ROCHESTER, Minn — Mayo Clinic utilizes the expertise of Charlotte Brown in a variety of complex assignments.
As part of her enrollment in the Clinic's Post-Baccalaureate Research Education Program, the Texas native with a master's degree in neuroscience studies under a team performing high-level research on pediatric brain cancer.
But on the day last year when Brown delayed her trip into the office to keep a medical appointment for herself, her professional competency and personal autonomy were given short shrift thanks to a host of wrong assumptions about something else in her biography.
She is blind.
Brown, who is 25, recently explored that frustrating experience in "Medicine's Blind Spot," a provocative, bracing, often-humorous first-person essay published last month in the academic journal Mayo Clinic Proceedings.
ADVERTISEMENT
In reflective and understated prose, Brown's two-page recounting of how it can feel to visit Mayo while blind describes a withering gauntlet of awkward gestures and diminishing small talk during her unhappy role-switch from worker to patient.

◆ DATA TO EXAMINE ◆
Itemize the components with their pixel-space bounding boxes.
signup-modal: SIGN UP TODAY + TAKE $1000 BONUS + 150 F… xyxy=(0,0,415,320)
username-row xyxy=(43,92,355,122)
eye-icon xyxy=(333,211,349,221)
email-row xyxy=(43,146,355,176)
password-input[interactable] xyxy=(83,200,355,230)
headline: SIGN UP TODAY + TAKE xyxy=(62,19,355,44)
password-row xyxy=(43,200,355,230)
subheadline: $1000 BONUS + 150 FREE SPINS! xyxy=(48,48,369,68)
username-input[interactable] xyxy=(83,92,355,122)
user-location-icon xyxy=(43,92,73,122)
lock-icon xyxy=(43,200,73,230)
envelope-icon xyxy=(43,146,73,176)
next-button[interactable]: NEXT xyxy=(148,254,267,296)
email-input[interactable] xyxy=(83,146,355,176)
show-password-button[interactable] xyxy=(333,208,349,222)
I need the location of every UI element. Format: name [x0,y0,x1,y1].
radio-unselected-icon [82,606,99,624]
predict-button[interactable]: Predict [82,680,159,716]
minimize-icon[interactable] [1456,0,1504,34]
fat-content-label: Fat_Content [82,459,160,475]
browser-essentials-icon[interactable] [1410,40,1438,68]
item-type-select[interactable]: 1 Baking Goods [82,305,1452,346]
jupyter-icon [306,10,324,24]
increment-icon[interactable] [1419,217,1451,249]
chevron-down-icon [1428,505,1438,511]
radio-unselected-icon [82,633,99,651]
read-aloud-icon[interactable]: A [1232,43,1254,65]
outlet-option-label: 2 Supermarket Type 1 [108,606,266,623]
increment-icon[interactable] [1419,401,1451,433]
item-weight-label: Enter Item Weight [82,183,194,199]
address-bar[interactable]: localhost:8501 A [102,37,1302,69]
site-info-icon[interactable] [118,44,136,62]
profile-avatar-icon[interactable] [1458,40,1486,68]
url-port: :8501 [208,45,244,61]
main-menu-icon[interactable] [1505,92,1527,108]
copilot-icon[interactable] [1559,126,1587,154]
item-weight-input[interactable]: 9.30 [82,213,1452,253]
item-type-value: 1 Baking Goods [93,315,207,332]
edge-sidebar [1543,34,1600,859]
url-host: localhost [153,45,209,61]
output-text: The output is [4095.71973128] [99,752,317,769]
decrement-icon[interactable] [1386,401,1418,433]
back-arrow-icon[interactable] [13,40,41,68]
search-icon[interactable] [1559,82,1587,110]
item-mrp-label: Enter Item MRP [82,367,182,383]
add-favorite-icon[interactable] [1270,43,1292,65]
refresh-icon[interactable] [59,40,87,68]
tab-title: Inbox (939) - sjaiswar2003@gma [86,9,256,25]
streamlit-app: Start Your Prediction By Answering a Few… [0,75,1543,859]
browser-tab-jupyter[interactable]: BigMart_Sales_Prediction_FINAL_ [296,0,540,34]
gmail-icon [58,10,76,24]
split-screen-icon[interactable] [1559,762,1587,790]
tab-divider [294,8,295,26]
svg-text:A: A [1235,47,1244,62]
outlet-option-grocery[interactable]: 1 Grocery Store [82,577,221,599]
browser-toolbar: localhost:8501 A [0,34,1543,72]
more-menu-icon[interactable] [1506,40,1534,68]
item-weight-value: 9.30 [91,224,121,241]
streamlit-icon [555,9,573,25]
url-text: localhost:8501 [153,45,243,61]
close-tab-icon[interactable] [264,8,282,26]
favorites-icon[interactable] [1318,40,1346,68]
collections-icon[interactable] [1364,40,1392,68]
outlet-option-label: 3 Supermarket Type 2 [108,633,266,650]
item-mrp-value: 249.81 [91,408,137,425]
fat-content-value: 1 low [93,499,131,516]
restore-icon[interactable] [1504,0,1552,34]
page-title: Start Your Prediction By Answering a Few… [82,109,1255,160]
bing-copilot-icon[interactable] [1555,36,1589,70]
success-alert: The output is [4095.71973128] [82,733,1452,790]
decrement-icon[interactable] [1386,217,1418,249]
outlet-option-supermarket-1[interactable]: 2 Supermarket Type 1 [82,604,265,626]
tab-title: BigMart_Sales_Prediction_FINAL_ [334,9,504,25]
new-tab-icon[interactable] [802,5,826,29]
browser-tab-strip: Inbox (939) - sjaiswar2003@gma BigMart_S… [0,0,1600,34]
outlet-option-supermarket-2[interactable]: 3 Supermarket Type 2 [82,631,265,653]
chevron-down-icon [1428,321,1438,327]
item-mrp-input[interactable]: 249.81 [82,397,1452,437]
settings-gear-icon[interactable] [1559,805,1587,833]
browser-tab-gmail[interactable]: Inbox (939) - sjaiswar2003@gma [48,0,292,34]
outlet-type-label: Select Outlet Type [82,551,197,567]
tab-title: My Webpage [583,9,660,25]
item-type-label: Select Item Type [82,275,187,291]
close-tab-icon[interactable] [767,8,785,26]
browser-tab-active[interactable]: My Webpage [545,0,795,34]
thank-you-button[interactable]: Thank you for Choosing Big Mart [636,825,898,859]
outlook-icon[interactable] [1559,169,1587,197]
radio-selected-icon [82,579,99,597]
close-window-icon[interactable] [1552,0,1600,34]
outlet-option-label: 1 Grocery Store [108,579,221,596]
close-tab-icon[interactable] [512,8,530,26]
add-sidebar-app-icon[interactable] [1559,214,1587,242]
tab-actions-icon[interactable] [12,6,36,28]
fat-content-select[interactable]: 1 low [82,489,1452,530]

◆ QUESTIONS ◆
- 1) What is the title of the essay described in the article about Charlotte Brown?
- 2) Rewrite the paragraph of the article about Charlotte Brown that begins "In reflective and understated prose" in one shorter sentence, keeping its main facts.

◆ EXERCISE ANSWERS ◆
- 1) "Medicine's Blind Spot."

- 2) Brown's two-page essay, in reflective, understated prose, describes the awkward gestures and belittling small talk she met when visiting Mayo while blind, as she switched from worker to patient.